──────── Data in this exercise

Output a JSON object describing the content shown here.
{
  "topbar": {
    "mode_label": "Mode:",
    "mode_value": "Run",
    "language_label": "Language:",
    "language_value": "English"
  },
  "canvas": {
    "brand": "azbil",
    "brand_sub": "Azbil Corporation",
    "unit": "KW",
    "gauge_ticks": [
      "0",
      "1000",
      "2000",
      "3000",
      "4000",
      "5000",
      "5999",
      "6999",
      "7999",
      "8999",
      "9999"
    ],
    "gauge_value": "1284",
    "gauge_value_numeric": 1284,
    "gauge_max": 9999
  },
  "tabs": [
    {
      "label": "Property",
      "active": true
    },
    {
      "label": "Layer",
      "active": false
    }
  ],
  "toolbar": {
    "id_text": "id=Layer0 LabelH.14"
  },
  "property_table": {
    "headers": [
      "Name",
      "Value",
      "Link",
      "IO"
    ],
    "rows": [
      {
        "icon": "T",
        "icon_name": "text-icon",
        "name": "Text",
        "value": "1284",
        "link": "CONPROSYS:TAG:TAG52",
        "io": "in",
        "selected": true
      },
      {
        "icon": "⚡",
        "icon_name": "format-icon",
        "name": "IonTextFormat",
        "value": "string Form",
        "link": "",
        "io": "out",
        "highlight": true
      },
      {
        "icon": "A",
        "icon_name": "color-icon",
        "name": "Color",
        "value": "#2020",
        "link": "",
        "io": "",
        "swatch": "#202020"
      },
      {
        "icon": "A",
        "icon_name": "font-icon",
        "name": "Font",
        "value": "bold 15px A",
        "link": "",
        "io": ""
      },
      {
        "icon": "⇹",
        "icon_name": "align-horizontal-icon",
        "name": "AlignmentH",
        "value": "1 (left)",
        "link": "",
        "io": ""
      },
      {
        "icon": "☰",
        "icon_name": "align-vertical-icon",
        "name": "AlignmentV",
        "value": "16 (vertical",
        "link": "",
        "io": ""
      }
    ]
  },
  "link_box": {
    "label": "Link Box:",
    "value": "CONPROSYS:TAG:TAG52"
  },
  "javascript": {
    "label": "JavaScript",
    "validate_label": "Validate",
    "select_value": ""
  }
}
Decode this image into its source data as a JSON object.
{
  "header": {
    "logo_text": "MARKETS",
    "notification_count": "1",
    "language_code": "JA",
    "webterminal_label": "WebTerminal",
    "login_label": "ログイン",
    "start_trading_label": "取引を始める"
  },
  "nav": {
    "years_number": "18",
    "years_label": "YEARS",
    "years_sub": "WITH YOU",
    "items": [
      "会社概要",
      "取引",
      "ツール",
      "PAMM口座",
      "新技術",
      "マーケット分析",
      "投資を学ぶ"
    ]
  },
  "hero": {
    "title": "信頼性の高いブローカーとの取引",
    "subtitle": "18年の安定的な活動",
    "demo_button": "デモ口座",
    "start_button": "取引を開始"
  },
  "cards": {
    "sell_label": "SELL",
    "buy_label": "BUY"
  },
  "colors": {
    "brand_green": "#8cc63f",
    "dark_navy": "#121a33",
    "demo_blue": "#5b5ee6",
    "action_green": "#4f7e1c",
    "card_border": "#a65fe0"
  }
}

────────────────

- _Exercise instructions_: Extract the full listing and reproduce each line exactly.

- _Exercise answer_:
Output a JSON object describing the content shown here.
{
  "topbar": {
    "mode_label": "Mode:",
    "mode_value": "Run",
    "language_label": "Language:",
    "language_value": "English"
  },
  "canvas": {
    "brand": "azbil",
    "brand_sub": "Azbil Corporation",
    "unit": "KW",
    "gauge_ticks": [
      "0",
      "1000",
      "2000",
      "3000",
      "4000",
      "5000",
      "5999",
      "6999",
      "7999",
      "8999",
      "9999"
    ],
    "gauge_value": "1284",
    "gauge_value_numeric": 1284,
    "gauge_max": 9999
  },
  "tabs": [
    {
      "label": "Property",
      "active": true
    },
    {
      "label": "Layer",
      "active": false
    }
  ],
  "toolbar": {
    "id_text": "id=Layer0 LabelH.14"
  },
  "property_table": {
    "headers": [
      "Name",
      "Value",
      "Link",
      "IO"
    ],
    "rows": [
      {
        "icon": "T",
        "icon_name": "text-icon",
        "name": "Text",
        "value": "1284",
        "link": "CONPROSYS:TAG:TAG52",
        "io": "in",
        "selected": true
      },
      {
        "icon": "⚡",
        "icon_name": "format-icon",
        "name": "IonTextFormat",
        "value": "string Form",
        "link": "",
        "io": "out",
        "highlight": true
      },
      {
        "icon": "A",
        "icon_name": "color-icon",
        "name": "Color",
        "value": "#2020",
        "link": "",
        "io": "",
        "swatch": "#202020"
      },
      {
        "icon": "A",
        "icon_name": "font-icon",
        "name": "Font",
        "value": "bold 15px A",
        "link": "",
        "io": ""
      },
      {
        "icon": "⇹",
        "icon_name": "align-horizontal-icon",
        "name": "AlignmentH",
        "value": "1 (left)",
        "link": "",
        "io": ""
      },
      {
        "icon": "☰",
        "icon_name": "align-vertical-icon",
        "name": "AlignmentV",
        "value": "16 (vertical",
        "link": "",
        "io": ""
      }
    ]
  },
  "link_box": {
    "label": "Link Box:",
    "value": "CONPROSYS:TAG:TAG52"
  },
  "javascript": {
    "label": "JavaScript",
    "validate_label": "Validate",
    "select_value": ""
  }
}
Decode this image into its source data as a JSON object.
{
  "header": {
    "logo_text": "MARKETS",
    "notification_count": "1",
    "language_code": "JA",
    "webterminal_label": "WebTerminal",
    "login_label": "ログイン",
    "start_trading_label": "取引を始める"
  },
  "nav": {
    "years_number": "18",
    "years_label": "YEARS",
    "years_sub": "WITH YOU",
    "items": [
      "会社概要",
      "取引",
      "ツール",
      "PAMM口座",
      "新技術",
      "マーケット分析",
      "投資を学ぶ"
    ]
  },
  "hero": {
    "title": "信頼性の高いブローカーとの取引",
    "subtitle": "18年の安定的な活動",
    "demo_button": "デモ口座",
    "start_button": "取引を開始"
  },
  "cards": {
    "sell_label": "SELL",
    "buy_label": "BUY"
  },
  "colors": {
    "brand_green": "#8cc63f",
    "dark_navy": "#121a33",
    "demo_blue": "#5b5ee6",
    "action_green": "#4f7e1c",
    "card_border": "#a65fe0"
  }
}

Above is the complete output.